Find the lines holding the word "page" and collect them.

* [Data excerpts]:
************
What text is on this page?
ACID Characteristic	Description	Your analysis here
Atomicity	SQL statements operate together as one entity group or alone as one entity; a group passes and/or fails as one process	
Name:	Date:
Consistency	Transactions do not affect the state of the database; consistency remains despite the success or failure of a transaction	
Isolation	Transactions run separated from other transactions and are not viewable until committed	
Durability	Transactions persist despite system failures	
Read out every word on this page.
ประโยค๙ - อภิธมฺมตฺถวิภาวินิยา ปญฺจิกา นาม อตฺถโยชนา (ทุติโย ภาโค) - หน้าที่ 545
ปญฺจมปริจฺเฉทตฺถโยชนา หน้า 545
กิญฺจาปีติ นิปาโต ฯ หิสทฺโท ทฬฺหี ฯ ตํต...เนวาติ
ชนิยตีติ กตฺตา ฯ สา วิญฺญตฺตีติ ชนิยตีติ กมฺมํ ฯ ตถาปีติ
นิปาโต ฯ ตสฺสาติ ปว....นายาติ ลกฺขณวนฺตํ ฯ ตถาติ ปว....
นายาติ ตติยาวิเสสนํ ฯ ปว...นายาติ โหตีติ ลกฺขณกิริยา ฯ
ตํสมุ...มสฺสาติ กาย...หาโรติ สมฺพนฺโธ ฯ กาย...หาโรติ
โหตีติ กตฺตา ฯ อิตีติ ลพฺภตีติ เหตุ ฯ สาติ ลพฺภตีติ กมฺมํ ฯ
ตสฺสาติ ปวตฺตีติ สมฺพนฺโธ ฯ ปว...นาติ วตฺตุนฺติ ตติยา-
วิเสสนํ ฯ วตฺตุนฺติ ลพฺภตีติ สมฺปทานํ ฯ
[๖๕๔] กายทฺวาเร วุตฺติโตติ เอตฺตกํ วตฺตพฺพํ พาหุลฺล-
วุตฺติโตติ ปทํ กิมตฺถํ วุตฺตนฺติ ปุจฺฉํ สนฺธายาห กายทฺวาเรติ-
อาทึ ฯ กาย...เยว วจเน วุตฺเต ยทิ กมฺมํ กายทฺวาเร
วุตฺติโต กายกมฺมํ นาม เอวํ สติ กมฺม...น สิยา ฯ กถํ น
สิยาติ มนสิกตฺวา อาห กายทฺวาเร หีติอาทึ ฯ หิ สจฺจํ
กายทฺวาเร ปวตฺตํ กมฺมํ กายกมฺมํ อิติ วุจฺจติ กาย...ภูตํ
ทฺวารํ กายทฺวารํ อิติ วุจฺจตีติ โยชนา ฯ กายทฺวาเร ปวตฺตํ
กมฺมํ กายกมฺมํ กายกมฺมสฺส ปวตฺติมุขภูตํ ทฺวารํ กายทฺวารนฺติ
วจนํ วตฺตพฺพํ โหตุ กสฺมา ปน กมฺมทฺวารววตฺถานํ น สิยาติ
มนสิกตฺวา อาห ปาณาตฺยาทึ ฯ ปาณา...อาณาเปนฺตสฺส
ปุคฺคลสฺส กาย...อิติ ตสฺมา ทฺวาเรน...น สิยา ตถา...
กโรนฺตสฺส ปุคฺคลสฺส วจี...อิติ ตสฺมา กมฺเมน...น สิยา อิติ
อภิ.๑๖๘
************
* [Full response]:
What text is on this page?
Read out every word on this page.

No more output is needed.